Your task
In the material below, find how many lines contain the string "location". Write only that number.

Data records
[START]

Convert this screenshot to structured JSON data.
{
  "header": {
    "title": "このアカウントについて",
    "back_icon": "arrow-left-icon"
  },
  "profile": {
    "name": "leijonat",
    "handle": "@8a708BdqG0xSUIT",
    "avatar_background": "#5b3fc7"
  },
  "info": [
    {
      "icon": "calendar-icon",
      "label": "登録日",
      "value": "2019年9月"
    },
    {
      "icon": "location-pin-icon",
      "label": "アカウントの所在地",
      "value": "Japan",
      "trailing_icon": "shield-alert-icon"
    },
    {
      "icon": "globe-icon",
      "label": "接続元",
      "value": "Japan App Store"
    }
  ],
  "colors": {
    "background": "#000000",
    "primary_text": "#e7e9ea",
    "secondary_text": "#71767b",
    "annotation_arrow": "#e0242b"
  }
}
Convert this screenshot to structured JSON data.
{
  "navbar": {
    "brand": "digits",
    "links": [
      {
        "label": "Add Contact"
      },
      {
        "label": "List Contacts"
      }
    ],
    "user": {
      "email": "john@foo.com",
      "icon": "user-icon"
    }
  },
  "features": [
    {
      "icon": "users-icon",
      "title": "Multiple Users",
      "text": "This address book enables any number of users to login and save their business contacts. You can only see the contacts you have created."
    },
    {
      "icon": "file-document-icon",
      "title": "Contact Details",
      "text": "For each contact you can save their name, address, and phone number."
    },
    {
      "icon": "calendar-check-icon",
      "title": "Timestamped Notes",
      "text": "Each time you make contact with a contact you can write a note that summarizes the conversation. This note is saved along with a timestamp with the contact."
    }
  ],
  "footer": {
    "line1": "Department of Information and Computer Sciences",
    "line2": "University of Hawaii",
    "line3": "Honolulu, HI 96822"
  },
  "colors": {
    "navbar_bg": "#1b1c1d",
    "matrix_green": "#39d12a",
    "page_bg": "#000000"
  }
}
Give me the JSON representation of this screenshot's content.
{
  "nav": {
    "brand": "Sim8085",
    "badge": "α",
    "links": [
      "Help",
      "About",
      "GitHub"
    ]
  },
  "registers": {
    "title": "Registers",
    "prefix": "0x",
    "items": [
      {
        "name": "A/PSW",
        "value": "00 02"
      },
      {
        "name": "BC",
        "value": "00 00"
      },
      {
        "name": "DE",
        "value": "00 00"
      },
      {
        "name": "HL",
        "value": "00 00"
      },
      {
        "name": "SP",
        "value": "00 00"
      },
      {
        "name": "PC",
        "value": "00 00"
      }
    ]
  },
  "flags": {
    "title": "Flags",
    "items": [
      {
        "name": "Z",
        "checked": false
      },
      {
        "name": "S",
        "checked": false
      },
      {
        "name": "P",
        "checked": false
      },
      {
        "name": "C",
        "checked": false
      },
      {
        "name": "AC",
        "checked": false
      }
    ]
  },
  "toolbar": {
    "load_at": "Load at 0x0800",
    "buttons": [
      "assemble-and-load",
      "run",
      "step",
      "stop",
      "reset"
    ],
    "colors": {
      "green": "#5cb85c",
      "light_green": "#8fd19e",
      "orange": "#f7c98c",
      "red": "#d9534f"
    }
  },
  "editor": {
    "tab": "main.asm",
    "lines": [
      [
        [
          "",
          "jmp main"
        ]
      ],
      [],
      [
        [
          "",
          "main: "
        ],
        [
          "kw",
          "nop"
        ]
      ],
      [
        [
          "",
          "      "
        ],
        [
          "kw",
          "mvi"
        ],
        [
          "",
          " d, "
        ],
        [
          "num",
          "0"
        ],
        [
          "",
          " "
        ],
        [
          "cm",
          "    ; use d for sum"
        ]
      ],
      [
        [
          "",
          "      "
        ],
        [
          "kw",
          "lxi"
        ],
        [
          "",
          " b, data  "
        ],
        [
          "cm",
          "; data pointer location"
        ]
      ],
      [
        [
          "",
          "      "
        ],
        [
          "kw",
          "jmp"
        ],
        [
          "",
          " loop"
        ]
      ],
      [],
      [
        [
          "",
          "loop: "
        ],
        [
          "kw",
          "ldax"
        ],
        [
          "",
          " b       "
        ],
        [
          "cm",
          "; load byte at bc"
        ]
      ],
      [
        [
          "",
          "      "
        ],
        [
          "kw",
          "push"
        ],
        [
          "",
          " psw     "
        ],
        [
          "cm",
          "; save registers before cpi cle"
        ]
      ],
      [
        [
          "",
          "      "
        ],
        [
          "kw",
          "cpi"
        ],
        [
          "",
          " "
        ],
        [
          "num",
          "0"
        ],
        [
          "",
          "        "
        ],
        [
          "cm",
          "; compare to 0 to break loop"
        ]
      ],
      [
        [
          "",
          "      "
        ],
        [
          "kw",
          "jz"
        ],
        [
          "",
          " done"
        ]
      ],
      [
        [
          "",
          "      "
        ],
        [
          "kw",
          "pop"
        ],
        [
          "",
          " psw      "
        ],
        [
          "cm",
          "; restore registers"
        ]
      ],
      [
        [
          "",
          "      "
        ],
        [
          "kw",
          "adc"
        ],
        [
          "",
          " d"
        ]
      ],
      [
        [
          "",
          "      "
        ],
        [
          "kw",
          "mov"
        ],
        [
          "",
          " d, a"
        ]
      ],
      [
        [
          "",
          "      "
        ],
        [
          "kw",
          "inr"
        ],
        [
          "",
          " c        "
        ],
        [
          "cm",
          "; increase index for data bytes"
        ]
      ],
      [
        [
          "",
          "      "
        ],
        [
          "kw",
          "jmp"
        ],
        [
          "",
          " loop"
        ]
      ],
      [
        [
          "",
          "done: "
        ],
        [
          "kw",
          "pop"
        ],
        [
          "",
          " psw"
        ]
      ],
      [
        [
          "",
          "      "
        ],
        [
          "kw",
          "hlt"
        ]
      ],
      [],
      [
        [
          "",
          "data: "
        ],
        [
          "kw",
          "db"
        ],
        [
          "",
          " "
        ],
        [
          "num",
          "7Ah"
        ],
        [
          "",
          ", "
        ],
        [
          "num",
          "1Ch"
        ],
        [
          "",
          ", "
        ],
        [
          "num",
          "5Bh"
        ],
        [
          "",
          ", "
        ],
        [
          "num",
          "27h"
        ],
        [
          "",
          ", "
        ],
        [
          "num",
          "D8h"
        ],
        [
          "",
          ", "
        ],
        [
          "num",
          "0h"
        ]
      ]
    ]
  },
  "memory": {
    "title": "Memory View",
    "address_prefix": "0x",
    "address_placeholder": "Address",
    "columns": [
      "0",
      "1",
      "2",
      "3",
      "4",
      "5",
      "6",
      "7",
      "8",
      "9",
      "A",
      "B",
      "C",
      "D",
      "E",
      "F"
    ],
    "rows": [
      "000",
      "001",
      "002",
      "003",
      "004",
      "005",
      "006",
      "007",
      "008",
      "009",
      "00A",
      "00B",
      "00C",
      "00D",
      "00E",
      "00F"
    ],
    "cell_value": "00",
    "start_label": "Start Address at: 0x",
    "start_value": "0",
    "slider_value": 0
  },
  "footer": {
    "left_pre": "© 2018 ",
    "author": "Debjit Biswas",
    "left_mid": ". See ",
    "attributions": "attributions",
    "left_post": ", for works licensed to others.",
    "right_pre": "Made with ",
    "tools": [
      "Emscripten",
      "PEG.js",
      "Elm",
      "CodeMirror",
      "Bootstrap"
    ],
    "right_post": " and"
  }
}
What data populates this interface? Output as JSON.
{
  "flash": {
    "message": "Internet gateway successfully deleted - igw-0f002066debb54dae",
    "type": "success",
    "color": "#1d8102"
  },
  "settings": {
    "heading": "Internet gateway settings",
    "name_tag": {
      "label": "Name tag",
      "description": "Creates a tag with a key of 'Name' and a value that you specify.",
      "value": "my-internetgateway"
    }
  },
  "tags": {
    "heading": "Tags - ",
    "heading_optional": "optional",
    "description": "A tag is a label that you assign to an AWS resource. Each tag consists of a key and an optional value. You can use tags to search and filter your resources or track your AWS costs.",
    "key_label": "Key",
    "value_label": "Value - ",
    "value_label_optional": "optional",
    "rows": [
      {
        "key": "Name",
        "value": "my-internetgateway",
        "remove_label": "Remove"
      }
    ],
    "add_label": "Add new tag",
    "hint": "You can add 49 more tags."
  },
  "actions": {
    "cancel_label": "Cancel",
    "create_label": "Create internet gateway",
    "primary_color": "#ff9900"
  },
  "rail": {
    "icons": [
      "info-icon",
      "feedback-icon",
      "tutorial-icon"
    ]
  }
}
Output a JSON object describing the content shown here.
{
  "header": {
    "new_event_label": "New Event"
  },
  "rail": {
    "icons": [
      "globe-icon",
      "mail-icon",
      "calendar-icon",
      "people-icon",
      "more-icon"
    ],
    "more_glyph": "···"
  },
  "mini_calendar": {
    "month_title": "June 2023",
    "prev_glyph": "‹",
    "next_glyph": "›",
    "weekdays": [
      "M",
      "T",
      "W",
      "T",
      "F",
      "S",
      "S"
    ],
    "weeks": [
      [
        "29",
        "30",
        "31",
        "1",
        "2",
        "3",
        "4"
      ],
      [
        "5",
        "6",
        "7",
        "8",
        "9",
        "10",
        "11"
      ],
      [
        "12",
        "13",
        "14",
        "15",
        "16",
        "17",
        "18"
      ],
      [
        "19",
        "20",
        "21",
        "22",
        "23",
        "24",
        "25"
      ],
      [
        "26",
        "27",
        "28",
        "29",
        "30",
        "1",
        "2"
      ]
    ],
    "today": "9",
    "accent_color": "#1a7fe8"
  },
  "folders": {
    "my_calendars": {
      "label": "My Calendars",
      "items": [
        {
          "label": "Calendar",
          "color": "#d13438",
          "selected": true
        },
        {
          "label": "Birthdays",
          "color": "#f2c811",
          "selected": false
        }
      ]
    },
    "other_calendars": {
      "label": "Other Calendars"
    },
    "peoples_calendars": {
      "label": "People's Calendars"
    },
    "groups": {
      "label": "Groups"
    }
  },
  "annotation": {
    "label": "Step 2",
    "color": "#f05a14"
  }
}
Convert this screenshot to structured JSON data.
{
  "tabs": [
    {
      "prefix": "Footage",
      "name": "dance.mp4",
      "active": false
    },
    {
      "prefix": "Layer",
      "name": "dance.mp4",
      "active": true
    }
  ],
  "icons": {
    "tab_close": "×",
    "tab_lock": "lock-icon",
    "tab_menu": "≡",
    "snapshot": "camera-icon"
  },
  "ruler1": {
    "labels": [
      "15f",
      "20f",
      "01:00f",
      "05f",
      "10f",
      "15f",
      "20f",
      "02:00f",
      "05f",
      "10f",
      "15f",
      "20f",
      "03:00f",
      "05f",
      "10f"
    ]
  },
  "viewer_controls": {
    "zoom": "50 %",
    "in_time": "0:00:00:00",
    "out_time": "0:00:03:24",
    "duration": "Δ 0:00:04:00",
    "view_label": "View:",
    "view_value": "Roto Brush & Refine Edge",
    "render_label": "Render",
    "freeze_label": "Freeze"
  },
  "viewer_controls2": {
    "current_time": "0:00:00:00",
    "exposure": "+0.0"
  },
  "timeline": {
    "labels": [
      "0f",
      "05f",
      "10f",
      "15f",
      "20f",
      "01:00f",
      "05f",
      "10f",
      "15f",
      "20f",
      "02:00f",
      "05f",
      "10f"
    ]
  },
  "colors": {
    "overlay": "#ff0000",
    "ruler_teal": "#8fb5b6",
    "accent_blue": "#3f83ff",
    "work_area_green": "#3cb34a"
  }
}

[END]

Solution for this problem
2